* Instructions to follow
Every record below should be printed exactly as given.

Stored items:

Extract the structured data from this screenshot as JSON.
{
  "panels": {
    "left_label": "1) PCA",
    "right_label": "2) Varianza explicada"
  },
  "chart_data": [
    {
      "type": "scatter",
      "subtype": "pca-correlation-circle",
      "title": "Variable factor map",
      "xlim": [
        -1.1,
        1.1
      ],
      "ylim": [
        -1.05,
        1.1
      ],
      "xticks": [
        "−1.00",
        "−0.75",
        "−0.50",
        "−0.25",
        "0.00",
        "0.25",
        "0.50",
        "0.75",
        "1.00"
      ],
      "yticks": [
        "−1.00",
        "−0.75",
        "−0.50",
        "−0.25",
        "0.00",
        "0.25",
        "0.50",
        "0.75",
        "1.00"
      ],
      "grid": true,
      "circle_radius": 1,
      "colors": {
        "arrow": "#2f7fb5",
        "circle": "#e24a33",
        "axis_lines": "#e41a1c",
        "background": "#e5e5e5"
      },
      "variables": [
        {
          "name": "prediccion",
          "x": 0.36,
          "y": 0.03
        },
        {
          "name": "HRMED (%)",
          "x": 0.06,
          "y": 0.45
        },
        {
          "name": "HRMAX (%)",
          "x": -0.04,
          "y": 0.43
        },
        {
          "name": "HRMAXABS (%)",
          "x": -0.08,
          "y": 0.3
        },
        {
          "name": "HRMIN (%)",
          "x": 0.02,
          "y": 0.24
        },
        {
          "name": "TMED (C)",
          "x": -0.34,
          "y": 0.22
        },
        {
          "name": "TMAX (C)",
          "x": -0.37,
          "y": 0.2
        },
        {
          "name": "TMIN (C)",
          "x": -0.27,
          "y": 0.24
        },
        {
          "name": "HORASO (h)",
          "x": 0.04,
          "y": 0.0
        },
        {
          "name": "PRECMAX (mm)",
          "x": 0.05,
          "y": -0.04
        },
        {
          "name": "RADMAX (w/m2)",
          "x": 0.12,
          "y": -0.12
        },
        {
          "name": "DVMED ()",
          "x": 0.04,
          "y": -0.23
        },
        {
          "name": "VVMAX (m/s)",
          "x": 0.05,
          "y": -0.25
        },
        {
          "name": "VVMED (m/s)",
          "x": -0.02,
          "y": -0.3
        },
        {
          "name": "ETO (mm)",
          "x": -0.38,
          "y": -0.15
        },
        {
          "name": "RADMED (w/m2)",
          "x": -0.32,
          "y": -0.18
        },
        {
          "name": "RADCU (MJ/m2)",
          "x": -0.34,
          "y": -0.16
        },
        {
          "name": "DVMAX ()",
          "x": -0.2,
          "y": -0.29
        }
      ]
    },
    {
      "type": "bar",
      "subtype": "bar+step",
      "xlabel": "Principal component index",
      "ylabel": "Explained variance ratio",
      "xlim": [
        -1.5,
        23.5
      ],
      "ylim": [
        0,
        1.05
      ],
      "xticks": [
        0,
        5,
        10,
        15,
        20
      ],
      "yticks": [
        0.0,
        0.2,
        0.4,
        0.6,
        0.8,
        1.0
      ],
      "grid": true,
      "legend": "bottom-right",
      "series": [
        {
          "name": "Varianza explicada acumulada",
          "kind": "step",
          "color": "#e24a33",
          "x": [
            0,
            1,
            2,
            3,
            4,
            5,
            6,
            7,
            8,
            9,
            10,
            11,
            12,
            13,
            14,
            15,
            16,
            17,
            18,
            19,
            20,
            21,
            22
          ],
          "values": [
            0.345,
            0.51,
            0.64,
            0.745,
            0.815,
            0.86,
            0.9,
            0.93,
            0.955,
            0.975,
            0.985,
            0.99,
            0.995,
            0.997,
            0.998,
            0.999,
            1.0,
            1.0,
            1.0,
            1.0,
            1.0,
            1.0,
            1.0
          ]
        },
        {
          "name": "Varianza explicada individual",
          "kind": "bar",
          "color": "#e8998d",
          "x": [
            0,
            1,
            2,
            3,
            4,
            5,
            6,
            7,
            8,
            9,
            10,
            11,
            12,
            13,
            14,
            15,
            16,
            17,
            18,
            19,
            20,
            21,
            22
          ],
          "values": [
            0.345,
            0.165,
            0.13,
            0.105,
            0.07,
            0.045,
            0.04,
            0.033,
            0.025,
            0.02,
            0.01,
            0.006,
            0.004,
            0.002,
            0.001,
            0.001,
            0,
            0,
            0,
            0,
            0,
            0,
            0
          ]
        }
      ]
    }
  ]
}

* Output of the exercise
Extract the structured data from this screenshot as JSON.
{
  "panels": {
    "left_label": "1) PCA",
    "right_label": "2) Varianza explicada"
  },
  "chart_data": [
    {
      "type": "scatter",
      "subtype": "pca-correlation-circle",
      "title": "Variable factor map",
      "xlim": [
        -1.1,
        1.1
      ],
      "ylim": [
        -1.05,
        1.1
      ],
      "xticks": [
        "−1.00",
        "−0.75",
        "−0.50",
        "−0.25",
        "0.00",
        "0.25",
        "0.50",
        "0.75",
        "1.00"
      ],
      "yticks": [
        "−1.00",
        "−0.75",
        "−0.50",
        "−0.25",
        "0.00",
        "0.25",
        "0.50",
        "0.75",
        "1.00"
      ],
      "grid": true,
      "circle_radius": 1,
      "colors": {
        "arrow": "#2f7fb5",
        "circle": "#e24a33",
        "axis_lines": "#e41a1c",
        "background": "#e5e5e5"
      },
      "variables": [
        {
          "name": "prediccion",
          "x": 0.36,
          "y": 0.03
        },
        {
          "name": "HRMED (%)",
          "x": 0.06,
          "y": 0.45
        },
        {
          "name": "HRMAX (%)",
          "x": -0.04,
          "y": 0.43
        },
        {
          "name": "HRMAXABS (%)",
          "x": -0.08,
          "y": 0.3
        },
        {
          "name": "HRMIN (%)",
          "x": 0.02,
          "y": 0.24
        },
        {
          "name": "TMED (C)",
          "x": -0.34,
          "y": 0.22
        },
        {
          "name": "TMAX (C)",
          "x": -0.37,
          "y": 0.2
        },
        {
          "name": "TMIN (C)",
          "x": -0.27,
          "y": 0.24
        },
        {
          "name": "HORASO (h)",
          "x": 0.04,
          "y": 0.0
        },
        {
          "name": "PRECMAX (mm)",
          "x": 0.05,
          "y": -0.04
        },
        {
          "name": "RADMAX (w/m2)",
          "x": 0.12,
          "y": -0.12
        },
        {
          "name": "DVMED ()",
          "x": 0.04,
          "y": -0.23
        },
        {
          "name": "VVMAX (m/s)",
          "x": 0.05,
          "y": -0.25
        },
        {
          "name": "VVMED (m/s)",
          "x": -0.02,
          "y": -0.3
        },
        {
          "name": "ETO (mm)",
          "x": -0.38,
          "y": -0.15
        },
        {
          "name": "RADMED (w/m2)",
          "x": -0.32,
          "y": -0.18
        },
        {
          "name": "RADCU (MJ/m2)",
          "x": -0.34,
          "y": -0.16
        },
        {
          "name": "DVMAX ()",
          "x": -0.2,
          "y": -0.29
        }
      ]
    },
    {
      "type": "bar",
      "subtype": "bar+step",
      "xlabel": "Principal component index",
      "ylabel": "Explained variance ratio",
      "xlim": [
        -1.5,
        23.5
      ],
      "ylim": [
        0,
        1.05
      ],
      "xticks": [
        0,
        5,
        10,
        15,
        20
      ],
      "yticks": [
        0.0,
        0.2,
        0.4,
        0.6,
        0.8,
        1.0
      ],
      "grid": true,
      "legend": "bottom-right",
      "series": [
        {
          "name": "Varianza explicada acumulada",
          "kind": "step",
          "color": "#e24a33",
          "x": [
            0,
            1,
            2,
            3,
            4,
            5,
            6,
            7,
            8,
            9,
            10,
            11,
            12,
            13,
            14,
            15,
            16,
            17,
            18,
            19,
            20,
            21,
            22
          ],
          "values": [
            0.345,
            0.51,
            0.64,
            0.745,
            0.815,
            0.86,
            0.9,
            0.93,
            0.955,
            0.975,
            0.985,
            0.99,
            0.995,
            0.997,
            0.998,
            0.999,
            1.0,
            1.0,
            1.0,
            1.0,
            1.0,
            1.0,
            1.0
          ]
        },
        {
          "name": "Varianza explicada individual",
          "kind": "bar",
          "color": "#e8998d",
          "x": [
            0,
            1,
            2,
            3,
            4,
            5,
            6,
            7,
            8,
            9,
            10,
            11,
            12,
            13,
            14,
            15,
            16,
            17,
            18,
            19,
            20,
            21,
            22
          ],
          "values": [
            0.345,
            0.165,
            0.13,
            0.105,
            0.07,
            0.045,
            0.04,
            0.033,
            0.025,
            0.02,
            0.01,
            0.006,
            0.004,
            0.002,
            0.001,
            0.001,
            0,
            0,
            0,
            0,
            0,
            0,
            0
          ]
        }
      ]
    }
  ]
}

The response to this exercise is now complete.